»»

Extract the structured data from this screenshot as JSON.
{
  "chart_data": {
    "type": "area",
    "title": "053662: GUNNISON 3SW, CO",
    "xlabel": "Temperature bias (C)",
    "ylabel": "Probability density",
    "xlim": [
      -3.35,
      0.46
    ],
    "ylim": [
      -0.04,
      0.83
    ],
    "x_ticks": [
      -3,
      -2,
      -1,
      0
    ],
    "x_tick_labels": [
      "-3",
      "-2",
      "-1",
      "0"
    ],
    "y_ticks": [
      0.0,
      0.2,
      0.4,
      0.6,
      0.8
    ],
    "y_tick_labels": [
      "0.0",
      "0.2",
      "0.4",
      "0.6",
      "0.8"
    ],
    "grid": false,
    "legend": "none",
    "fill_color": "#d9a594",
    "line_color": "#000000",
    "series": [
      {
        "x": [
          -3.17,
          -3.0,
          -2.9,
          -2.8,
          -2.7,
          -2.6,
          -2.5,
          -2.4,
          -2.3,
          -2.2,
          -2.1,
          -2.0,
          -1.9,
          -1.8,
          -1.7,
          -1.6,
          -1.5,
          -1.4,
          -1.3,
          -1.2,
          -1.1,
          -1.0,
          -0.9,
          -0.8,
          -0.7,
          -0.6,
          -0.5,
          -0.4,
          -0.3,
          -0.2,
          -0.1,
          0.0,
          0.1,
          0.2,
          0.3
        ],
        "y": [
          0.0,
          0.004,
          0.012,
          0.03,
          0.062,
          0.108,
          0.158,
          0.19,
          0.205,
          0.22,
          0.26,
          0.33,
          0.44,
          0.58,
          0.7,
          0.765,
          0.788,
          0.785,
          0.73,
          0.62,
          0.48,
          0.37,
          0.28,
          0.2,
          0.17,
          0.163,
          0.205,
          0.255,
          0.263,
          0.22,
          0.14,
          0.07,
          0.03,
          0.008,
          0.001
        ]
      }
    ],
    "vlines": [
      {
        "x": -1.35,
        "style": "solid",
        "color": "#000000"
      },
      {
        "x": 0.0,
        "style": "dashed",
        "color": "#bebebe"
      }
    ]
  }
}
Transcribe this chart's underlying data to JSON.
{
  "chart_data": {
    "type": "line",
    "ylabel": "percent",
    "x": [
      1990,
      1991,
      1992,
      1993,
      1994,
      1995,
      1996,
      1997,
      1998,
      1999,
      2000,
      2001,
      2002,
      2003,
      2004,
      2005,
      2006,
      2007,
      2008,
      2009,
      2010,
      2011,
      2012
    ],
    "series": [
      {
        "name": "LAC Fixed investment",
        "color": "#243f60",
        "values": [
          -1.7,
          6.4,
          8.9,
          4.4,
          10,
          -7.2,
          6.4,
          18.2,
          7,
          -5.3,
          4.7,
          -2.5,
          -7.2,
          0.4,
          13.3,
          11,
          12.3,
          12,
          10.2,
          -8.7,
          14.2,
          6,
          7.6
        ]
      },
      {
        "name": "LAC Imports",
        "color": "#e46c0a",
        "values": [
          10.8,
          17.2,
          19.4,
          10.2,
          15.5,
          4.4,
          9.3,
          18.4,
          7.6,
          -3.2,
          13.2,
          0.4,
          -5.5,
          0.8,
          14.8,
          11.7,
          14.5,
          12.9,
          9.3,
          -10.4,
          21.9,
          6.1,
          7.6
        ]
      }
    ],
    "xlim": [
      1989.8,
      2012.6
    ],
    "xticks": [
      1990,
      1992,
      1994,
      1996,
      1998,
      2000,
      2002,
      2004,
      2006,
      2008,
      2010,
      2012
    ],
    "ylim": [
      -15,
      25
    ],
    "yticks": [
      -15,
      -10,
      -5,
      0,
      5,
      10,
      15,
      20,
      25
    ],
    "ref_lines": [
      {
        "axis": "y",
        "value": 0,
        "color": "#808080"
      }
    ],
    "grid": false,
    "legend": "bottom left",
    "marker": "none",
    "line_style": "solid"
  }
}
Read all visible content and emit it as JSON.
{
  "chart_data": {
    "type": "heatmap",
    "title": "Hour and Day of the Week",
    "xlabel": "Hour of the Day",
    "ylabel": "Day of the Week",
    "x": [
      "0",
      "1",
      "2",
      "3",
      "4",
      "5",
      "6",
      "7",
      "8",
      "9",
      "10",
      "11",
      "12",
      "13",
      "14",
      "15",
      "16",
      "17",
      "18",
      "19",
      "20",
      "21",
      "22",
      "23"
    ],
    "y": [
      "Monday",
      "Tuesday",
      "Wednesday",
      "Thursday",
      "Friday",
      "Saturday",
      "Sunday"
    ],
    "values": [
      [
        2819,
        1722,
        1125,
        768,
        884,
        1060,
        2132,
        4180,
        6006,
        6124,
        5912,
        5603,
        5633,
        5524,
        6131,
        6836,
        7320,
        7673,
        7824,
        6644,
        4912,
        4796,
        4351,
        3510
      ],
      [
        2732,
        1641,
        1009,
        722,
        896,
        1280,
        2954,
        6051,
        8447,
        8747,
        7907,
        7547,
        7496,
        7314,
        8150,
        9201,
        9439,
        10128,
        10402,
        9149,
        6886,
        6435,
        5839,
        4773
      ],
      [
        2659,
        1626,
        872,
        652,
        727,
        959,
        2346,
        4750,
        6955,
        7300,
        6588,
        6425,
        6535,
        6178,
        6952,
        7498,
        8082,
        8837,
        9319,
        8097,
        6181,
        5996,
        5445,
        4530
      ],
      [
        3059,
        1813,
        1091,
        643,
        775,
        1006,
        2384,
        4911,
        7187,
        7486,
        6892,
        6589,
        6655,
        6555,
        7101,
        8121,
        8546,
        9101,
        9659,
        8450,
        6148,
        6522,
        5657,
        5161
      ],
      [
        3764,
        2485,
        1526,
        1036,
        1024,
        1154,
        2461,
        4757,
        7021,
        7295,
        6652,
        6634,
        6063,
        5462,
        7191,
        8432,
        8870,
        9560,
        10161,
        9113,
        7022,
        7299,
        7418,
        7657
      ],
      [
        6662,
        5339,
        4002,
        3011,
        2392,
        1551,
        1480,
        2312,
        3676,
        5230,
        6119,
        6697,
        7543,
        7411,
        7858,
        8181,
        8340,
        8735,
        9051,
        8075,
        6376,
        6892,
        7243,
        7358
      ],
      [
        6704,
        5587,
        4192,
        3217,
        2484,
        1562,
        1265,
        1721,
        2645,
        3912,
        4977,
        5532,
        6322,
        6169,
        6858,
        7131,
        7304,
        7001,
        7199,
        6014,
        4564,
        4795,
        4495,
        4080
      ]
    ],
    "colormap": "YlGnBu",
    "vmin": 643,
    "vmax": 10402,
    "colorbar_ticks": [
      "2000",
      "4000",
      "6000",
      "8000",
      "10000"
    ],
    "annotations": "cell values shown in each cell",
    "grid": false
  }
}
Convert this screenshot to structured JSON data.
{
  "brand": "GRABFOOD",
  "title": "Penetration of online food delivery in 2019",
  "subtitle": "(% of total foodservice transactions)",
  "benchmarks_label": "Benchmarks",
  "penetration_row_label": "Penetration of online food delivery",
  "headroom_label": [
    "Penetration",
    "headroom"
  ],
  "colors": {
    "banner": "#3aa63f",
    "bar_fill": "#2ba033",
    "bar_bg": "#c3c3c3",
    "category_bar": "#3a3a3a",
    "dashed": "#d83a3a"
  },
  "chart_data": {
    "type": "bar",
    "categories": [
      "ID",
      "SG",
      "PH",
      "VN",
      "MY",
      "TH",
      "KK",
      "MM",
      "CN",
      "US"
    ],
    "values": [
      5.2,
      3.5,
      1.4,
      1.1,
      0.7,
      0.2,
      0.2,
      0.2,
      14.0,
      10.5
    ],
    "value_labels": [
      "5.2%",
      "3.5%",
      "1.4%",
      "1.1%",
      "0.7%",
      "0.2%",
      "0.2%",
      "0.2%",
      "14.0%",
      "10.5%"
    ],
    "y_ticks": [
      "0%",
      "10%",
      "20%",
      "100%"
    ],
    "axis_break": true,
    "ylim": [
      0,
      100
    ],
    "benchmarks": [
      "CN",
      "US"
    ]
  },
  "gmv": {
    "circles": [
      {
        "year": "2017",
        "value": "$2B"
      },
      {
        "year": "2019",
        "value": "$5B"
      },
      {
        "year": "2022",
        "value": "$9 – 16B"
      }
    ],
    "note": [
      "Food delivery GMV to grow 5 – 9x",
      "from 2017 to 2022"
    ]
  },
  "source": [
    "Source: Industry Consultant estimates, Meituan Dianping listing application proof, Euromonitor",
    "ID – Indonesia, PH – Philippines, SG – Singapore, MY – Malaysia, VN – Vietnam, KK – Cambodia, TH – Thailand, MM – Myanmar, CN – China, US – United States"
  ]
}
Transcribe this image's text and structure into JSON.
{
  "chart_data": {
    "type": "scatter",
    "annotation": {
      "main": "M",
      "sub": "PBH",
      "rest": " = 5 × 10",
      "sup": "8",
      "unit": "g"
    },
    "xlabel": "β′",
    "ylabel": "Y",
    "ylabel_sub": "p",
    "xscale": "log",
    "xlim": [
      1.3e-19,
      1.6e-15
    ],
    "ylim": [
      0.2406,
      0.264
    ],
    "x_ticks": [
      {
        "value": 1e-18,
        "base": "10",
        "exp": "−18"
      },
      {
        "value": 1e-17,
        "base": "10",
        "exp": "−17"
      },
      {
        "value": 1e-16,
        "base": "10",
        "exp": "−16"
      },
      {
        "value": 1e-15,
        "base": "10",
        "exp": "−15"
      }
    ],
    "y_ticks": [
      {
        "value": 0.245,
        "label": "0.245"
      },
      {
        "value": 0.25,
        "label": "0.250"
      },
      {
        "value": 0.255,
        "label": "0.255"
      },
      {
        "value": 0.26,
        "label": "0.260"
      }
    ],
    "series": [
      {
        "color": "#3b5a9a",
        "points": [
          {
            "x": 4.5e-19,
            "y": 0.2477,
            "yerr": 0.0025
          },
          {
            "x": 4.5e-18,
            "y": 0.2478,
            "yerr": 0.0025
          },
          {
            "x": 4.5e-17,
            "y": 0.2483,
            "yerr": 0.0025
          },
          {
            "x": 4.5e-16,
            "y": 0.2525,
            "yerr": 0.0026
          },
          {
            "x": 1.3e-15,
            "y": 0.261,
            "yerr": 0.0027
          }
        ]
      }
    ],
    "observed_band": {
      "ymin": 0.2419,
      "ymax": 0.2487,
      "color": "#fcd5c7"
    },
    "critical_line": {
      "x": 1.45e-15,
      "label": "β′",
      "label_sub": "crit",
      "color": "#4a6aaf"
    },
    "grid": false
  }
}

««

EXERCISE INSTRUCTIONS:
Show, from the listing above, each line that contains the word "name".

RESULT BELOW:
        "name": "LAC Fixed investment",
        "name": "LAC Imports",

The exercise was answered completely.